>>>>

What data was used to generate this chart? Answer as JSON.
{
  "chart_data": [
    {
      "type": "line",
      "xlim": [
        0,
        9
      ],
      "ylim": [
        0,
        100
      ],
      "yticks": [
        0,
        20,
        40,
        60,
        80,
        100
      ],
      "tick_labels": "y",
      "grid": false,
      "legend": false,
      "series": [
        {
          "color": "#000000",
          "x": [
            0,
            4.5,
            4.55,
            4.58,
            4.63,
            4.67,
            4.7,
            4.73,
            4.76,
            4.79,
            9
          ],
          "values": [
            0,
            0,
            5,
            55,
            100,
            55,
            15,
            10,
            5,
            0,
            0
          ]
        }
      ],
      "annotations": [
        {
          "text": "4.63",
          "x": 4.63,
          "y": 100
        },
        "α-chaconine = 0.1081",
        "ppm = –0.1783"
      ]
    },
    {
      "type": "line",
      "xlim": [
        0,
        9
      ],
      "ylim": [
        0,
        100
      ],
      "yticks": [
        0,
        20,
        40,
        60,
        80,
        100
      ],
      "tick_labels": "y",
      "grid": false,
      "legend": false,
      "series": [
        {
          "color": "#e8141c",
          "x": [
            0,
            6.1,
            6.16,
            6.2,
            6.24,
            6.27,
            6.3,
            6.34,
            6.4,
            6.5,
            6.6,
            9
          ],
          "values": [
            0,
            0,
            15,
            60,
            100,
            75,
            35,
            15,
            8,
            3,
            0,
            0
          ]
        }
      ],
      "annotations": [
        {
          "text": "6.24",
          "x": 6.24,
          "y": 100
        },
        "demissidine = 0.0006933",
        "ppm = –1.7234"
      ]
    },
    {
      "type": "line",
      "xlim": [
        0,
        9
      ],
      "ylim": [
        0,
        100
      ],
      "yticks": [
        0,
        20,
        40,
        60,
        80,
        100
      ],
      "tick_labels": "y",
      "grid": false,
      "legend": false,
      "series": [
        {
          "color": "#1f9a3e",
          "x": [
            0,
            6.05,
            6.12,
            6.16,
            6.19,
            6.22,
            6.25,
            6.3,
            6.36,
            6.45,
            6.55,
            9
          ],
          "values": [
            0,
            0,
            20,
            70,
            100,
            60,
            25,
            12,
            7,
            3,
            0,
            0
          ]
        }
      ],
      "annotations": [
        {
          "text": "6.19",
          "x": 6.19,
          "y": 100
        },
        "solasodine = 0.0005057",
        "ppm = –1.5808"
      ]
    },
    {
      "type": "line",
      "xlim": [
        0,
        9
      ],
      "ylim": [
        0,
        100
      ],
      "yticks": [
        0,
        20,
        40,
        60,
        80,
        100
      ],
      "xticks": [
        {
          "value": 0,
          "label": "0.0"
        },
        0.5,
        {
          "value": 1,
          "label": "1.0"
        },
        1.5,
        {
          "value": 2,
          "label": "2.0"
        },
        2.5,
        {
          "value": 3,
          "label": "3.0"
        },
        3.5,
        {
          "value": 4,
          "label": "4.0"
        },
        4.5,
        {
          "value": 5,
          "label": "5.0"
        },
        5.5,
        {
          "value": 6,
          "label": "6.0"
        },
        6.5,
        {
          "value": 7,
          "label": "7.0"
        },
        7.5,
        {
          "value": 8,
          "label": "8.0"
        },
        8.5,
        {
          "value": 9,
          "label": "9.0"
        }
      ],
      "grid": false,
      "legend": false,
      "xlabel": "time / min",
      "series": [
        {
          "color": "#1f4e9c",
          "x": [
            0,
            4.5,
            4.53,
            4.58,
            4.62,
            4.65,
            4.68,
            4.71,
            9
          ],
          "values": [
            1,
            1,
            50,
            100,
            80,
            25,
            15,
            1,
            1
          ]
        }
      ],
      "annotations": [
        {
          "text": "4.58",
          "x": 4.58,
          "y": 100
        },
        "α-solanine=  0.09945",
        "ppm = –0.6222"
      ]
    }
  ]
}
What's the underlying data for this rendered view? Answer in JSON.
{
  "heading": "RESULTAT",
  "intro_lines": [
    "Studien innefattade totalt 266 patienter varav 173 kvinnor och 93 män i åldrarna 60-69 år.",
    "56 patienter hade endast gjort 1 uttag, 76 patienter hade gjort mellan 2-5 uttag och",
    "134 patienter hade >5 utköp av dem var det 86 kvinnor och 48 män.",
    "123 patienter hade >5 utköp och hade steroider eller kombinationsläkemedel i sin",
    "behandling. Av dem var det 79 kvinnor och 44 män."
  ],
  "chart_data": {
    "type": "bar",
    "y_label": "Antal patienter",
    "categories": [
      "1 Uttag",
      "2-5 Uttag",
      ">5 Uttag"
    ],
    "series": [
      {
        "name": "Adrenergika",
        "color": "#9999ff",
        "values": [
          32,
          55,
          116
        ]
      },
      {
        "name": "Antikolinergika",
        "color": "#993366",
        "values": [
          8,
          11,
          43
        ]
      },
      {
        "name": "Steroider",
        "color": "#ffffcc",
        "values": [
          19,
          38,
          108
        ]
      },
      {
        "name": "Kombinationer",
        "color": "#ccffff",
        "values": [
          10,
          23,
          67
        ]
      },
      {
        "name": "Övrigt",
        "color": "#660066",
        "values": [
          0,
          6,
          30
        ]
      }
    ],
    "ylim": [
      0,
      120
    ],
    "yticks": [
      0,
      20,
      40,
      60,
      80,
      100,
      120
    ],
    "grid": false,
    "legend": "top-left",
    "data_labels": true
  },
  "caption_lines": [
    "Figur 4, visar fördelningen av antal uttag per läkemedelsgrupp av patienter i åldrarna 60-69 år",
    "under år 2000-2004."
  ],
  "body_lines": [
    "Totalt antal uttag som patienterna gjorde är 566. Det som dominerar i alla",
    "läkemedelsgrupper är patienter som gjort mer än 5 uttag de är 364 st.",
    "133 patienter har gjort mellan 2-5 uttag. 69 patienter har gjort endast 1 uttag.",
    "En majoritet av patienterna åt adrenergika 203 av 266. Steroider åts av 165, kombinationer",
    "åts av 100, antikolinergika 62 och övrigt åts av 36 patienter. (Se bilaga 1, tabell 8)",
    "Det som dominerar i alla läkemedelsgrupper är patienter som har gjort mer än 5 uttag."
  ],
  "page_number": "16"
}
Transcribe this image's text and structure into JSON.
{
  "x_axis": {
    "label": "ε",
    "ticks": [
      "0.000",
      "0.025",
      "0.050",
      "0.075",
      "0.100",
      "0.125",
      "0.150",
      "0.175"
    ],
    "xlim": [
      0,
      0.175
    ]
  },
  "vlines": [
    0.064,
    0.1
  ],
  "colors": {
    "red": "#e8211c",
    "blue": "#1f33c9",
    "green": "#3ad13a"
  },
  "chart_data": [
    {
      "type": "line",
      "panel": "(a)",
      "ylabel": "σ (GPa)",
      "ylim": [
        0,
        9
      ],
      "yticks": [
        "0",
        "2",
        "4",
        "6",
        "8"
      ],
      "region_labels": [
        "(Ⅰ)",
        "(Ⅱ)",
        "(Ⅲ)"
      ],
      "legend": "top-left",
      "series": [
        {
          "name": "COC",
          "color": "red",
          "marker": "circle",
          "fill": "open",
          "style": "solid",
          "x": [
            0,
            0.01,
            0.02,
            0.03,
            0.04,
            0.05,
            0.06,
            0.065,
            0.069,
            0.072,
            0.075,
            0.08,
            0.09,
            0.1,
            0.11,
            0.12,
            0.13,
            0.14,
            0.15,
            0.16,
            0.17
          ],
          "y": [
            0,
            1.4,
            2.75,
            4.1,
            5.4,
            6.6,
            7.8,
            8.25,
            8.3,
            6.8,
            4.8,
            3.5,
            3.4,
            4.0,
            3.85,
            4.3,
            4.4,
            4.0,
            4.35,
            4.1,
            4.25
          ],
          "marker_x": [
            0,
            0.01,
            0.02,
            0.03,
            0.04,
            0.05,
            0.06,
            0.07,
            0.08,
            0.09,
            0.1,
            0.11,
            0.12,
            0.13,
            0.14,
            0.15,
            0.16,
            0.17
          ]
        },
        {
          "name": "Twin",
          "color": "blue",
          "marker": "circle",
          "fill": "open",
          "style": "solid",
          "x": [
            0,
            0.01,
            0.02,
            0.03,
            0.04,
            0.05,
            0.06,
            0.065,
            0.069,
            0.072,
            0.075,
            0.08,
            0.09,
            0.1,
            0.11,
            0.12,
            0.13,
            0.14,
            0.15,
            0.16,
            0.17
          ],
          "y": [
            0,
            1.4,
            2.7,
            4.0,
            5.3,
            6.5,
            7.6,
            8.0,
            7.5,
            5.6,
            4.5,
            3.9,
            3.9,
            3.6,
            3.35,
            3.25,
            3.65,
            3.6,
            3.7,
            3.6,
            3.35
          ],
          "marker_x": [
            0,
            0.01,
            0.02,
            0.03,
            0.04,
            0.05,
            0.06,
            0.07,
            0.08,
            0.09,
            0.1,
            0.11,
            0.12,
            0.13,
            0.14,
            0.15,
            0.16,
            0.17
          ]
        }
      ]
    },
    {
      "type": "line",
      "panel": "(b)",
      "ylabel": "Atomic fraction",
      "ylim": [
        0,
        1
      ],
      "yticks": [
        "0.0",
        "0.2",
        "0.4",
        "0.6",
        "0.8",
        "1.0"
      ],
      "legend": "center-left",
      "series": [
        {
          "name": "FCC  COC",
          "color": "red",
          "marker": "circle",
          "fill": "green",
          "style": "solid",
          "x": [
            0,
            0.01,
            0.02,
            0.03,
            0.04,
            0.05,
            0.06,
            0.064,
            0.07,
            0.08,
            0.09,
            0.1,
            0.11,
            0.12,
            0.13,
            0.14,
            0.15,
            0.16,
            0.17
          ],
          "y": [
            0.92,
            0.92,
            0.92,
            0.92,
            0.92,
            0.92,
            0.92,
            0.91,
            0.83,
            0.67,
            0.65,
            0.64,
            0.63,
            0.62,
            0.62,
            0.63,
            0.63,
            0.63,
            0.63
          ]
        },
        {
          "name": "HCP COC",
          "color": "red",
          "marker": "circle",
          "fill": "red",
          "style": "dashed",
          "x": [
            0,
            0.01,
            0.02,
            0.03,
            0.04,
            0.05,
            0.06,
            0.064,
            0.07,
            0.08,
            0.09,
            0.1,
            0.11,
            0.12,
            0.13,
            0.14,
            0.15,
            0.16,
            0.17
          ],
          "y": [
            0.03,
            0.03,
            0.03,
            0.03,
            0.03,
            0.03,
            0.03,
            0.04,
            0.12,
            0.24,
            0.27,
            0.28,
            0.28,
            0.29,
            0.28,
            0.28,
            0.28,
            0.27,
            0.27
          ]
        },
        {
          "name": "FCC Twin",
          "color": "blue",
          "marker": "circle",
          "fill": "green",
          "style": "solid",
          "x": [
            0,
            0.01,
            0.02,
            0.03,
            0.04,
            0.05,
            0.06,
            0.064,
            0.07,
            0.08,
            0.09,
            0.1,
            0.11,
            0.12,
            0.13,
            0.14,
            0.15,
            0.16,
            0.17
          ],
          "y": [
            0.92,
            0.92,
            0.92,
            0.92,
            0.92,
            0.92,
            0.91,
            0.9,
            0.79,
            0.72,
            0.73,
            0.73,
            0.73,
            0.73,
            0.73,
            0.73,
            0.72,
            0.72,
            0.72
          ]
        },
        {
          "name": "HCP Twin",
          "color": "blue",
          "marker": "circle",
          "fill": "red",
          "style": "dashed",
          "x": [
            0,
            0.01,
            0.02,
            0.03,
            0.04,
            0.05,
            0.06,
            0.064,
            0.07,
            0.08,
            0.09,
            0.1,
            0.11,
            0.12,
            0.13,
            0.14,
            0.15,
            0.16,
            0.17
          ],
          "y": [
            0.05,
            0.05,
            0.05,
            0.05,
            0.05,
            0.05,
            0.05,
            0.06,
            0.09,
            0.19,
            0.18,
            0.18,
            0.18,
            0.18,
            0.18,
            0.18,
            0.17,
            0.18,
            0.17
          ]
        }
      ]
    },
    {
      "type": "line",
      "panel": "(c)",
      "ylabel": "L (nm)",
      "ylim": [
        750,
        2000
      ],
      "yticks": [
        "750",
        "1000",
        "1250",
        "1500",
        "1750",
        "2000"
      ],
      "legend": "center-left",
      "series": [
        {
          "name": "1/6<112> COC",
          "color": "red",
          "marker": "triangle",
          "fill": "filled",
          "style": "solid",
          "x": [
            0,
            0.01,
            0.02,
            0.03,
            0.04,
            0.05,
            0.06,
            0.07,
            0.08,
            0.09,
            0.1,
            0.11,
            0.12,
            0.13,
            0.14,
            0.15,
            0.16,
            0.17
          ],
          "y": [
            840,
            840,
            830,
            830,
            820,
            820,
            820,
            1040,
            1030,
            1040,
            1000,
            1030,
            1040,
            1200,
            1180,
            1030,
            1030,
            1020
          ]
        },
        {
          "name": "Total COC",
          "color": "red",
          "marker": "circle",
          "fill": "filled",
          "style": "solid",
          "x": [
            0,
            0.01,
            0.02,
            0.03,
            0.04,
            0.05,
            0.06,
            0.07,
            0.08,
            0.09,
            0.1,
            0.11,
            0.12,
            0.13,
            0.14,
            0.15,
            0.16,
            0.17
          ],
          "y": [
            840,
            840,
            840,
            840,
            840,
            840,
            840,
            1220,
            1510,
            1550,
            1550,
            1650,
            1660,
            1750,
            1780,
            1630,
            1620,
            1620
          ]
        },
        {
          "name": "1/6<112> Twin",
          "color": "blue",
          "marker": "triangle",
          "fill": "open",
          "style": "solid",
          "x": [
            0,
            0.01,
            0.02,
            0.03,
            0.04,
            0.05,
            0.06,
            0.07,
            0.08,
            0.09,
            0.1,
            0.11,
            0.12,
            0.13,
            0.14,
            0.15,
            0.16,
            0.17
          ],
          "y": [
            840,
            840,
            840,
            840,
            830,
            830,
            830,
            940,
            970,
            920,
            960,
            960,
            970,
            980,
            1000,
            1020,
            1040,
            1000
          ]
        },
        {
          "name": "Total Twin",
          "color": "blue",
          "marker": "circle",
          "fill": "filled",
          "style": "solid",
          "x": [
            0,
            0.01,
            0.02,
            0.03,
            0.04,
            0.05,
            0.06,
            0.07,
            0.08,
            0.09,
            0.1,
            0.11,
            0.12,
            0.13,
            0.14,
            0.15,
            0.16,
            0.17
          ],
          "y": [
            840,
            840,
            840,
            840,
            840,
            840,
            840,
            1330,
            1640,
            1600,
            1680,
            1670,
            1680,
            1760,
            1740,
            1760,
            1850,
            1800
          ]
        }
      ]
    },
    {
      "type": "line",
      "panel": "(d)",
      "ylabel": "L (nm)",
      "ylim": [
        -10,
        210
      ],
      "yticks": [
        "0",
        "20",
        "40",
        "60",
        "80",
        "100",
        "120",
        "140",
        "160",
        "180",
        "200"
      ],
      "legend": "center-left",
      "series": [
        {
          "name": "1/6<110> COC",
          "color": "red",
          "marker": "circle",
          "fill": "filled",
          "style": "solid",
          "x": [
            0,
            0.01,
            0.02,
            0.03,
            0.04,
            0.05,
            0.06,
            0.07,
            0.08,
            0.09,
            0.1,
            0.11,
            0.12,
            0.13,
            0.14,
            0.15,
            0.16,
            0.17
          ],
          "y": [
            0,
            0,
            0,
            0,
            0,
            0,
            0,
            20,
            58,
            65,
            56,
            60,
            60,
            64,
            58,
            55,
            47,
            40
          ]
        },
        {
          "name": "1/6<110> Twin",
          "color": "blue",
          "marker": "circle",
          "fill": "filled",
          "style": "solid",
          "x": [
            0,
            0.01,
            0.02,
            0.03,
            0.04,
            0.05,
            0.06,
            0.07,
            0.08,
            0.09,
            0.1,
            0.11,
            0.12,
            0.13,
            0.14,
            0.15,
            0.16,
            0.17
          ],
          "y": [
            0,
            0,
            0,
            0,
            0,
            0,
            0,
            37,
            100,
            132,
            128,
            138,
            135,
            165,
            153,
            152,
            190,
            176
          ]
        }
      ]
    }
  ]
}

<<<<

■ **TASK DETAILS**:
Identify the lines of the entries containing the string "gjort". Copy each such line.

■ **EXERCISE OUTPUT**:
    "56 patienter hade endast gjort 1 uttag, 76 patienter hade gjort mellan 2-5 uttag och",
    "läkemedelsgrupper är patienter som gjort mer än 5 uttag de är 364 st.",
    "133 patienter har gjort mellan 2-5 uttag. 69 patienter har gjort endast 1 uttag.",
    "Det som dominerar i alla läkemedelsgrupper är patienter som har gjort mer än 5 uttag."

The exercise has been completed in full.